* _Metin parçası_:
______

Abbas Güçlü

Abbas Güçlü

aguclu@milliyet.com.tr

Tüm Yazıları

İstanbul Lisesi ülkemizin en köklü ve en başarılı liselerinden biri.
Üç Başbakan, yüzlerce bakan, sanayici, işadamı, sanatçı çıkardılar.
Modern Türkiye’nin inşasında büyük rol oynadılar...
Günlerdir manşetteler.
Niye?
Çünkü mezuniyet töreninde, okul müdürü konuşurken, öğrenciler sırtını döndü.
Yani bir anlamda kendisini protesto ettiler...
Sakın onları, ne yaptıklarını bilmeyen, daha dünkü çocuklar olarak görmeyin!
Ağabeyleri Çanakkale’de şehit, Sakarya’da Gazi oldu.
Renklerindeki siyah da matemin sembolü!..
Galatasaray Lisesi ile birlikte, Türkiye’nin en yüksek puanlı okullarından biri.
Almanca eğitim yapıyor ve mezunları dünyanın en iyi üniversitelerinden kabuller alıyor.
Sırt dönme, yaptıkları ilk eylem değil.
Torba skandalı olduğunda da ayağa kalktılar, haksız kayıtlar, nakiller gerçekleştiğinde de.
Bu yüzden yapılan eylemi farklı yönlere çekmemek gerekir.

______

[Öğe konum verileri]

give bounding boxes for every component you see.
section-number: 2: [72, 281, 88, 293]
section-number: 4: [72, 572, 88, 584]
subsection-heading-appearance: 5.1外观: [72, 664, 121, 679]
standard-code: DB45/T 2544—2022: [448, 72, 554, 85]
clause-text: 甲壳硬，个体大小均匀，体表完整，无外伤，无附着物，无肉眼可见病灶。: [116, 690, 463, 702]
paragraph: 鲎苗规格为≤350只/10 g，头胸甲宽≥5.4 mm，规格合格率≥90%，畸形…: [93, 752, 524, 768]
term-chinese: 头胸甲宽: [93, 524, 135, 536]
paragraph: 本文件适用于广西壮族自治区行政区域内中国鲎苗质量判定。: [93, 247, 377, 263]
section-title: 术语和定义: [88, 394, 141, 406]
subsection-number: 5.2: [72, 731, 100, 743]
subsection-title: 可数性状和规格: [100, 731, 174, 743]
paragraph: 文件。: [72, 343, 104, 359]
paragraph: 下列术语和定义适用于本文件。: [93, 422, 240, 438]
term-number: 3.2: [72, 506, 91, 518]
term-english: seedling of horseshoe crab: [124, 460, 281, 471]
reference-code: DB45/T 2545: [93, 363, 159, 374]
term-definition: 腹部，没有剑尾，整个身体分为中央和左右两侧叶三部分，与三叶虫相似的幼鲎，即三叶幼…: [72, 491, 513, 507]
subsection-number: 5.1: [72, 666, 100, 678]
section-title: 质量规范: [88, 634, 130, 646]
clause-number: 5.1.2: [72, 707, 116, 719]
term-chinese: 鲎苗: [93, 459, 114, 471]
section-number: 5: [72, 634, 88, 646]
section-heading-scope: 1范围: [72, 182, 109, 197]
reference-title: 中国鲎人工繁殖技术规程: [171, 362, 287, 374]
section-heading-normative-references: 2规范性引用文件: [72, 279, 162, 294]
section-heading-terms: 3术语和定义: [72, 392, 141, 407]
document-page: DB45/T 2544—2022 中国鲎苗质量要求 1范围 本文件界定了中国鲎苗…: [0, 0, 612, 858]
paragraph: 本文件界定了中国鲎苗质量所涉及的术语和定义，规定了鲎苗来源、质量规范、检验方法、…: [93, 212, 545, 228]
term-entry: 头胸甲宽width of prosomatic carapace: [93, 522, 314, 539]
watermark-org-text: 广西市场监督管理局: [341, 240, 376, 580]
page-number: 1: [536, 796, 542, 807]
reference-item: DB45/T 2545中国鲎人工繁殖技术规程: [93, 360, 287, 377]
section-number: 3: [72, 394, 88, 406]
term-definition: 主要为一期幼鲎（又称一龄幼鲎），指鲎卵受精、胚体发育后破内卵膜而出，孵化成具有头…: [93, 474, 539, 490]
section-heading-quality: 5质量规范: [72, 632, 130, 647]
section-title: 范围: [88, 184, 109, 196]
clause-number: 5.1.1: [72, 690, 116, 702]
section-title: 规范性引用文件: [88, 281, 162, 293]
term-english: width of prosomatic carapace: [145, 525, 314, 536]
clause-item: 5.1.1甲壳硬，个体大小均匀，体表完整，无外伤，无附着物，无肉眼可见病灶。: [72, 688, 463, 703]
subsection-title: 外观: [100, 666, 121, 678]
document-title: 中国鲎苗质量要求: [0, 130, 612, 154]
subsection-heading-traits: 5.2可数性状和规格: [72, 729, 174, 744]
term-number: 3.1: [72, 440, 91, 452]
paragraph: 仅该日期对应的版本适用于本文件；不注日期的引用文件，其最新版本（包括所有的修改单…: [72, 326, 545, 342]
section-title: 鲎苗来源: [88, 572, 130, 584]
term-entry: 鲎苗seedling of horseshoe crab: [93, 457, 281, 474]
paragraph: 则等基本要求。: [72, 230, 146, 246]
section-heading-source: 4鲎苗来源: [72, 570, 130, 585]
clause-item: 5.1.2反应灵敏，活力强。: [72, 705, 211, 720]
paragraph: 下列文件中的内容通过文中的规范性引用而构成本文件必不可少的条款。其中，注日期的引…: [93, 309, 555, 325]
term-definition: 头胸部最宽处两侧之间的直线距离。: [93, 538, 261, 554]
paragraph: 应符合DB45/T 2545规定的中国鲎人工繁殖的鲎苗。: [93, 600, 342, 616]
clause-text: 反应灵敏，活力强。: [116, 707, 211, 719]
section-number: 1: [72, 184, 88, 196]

______

* _Görevler_:
1/ Kayıtları en baştaki satırdan başlayarak aynen aktarın ve "term-entry: 头胸甲宽width of" geçen satırı da yazıp orada durun.
2/ İstanbul Lisesi öğrencilerinin protestosunu anlatan yazıyı kaldığı yerden devam ettirin.
Metin ve kayıtlar birbirinden ayrı malzemelerdir.

* _Yazılı cevaplar_:
1/
give bounding boxes for every component you see.
section-number: 2: [72, 281, 88, 293]
section-number: 4: [72, 572, 88, 584]
subsection-heading-appearance: 5.1外观: [72, 664, 121, 679]
standard-code: DB45/T 2544—2022: [448, 72, 554, 85]
clause-text: 甲壳硬，个体大小均匀，体表完整，无外伤，无附着物，无肉眼可见病灶。: [116, 690, 463, 702]
paragraph: 鲎苗规格为≤350只/10 g，头胸甲宽≥5.4 mm，规格合格率≥90%，畸形…: [93, 752, 524, 768]
term-chinese: 头胸甲宽: [93, 524, 135, 536]
paragraph: 本文件适用于广西壮族自治区行政区域内中国鲎苗质量判定。: [93, 247, 377, 263]
section-title: 术语和定义: [88, 394, 141, 406]
subsection-number: 5.2: [72, 731, 100, 743]
subsection-title: 可数性状和规格: [100, 731, 174, 743]
paragraph: 文件。: [72, 343, 104, 359]
paragraph: 下列术语和定义适用于本文件。: [93, 422, 240, 438]
term-number: 3.2: [72, 506, 91, 518]
term-english: seedling of horseshoe crab: [124, 460, 281, 471]
reference-code: DB45/T 2545: [93, 363, 159, 374]
term-definition: 腹部，没有剑尾，整个身体分为中央和左右两侧叶三部分，与三叶虫相似的幼鲎，即三叶幼…: [72, 491, 513, 507]
subsection-number: 5.1: [72, 666, 100, 678]
section-title: 质量规范: [88, 634, 130, 646]
clause-number: 5.1.2: [72, 707, 116, 719]
term-chinese: 鲎苗: [93, 459, 114, 471]
section-number: 5: [72, 634, 88, 646]
section-heading-scope: 1范围: [72, 182, 109, 197]
reference-title: 中国鲎人工繁殖技术规程: [171, 362, 287, 374]
section-heading-normative-references: 2规范性引用文件: [72, 279, 162, 294]
section-heading-terms: 3术语和定义: [72, 392, 141, 407]
document-page: DB45/T 2544—2022 中国鲎苗质量要求 1范围 本文件界定了中国鲎苗…: [0, 0, 612, 858]
paragraph: 本文件界定了中国鲎苗质量所涉及的术语和定义，规定了鲎苗来源、质量规范、检验方法、…: [93, 212, 545, 228]
term-entry: 头胸甲宽width of prosomatic carapace: [93, 522, 314, 539]

2/
İsterseniz gelin, bu noktada, sözü yine kendilerine bırakalım ve hemen kızmak ya da alkışlamak yerine, önce onları anlamaya çalışalım!
Niye sırtımızı döndük?
“Mezuniyet gecemizde yaptığımız protesto hakkında tarafımızdan bilgi alınmadan yapılan haberler bu açıklamayı elzem kılmıştır.
Öncelikle belirtmek istiyoruz ki yapılan protesto, kimsenin politik görüşüyle alakalı değildir. İstanbul Erkek Lisesi öğrencileri, tüm fikirlere saygılı olmayı ilke edinmiş ve çatısının altında yaşattığı zengin fikir mozaiğiyle her zaman gurur duymuştur.
Ancak Okul Müdürü Hikmet Konar’ın gelmesiyle birlikte başlayan bazı kısıtlamalar, bu zenginliğe karşı bir tehdit oluşturmaya başladığından, asırlık kültür mirasımızı, değerlerimizi ve sarı-siyah renklerimizi korumak adına böyle bir tepki gösterme gereği duyduk.
Yaşanan olayları kısaca özetlemek gerekirse,
- Senelerdir düzenlenen Kültür Etkinlikleri Haftası’na davet edilen sanatçı ve düşünürlerin konferansları, politik duruşları hatta cinsel yönelimleri sebebiyle iptal edilmiştir. Buna karşın modern eğitim anlayışıyla çelişen konferans ve etkinliklere izin verilmiş ve çeşitli baskılarla bunlara katılım zorunlu tutulmuştur.
- Öğrenciler tarafından düzenlenen müzik etkinliğinde kız öğrencilere pantolon giymek zorunlu tutulmuştur. Ayrıca etkinliğe okulumuzla herhangi bir bağı olmayan vakıf ve kuruluşlar davet edilmiştir.
- Okulumuzun bir başka zenginliği olan köklü etkinliklerinin içerikleri, komik bahanelerle kısıtlanmakta ve bu süreçte okul müdürü öğrencinin yanında durmamaktadır.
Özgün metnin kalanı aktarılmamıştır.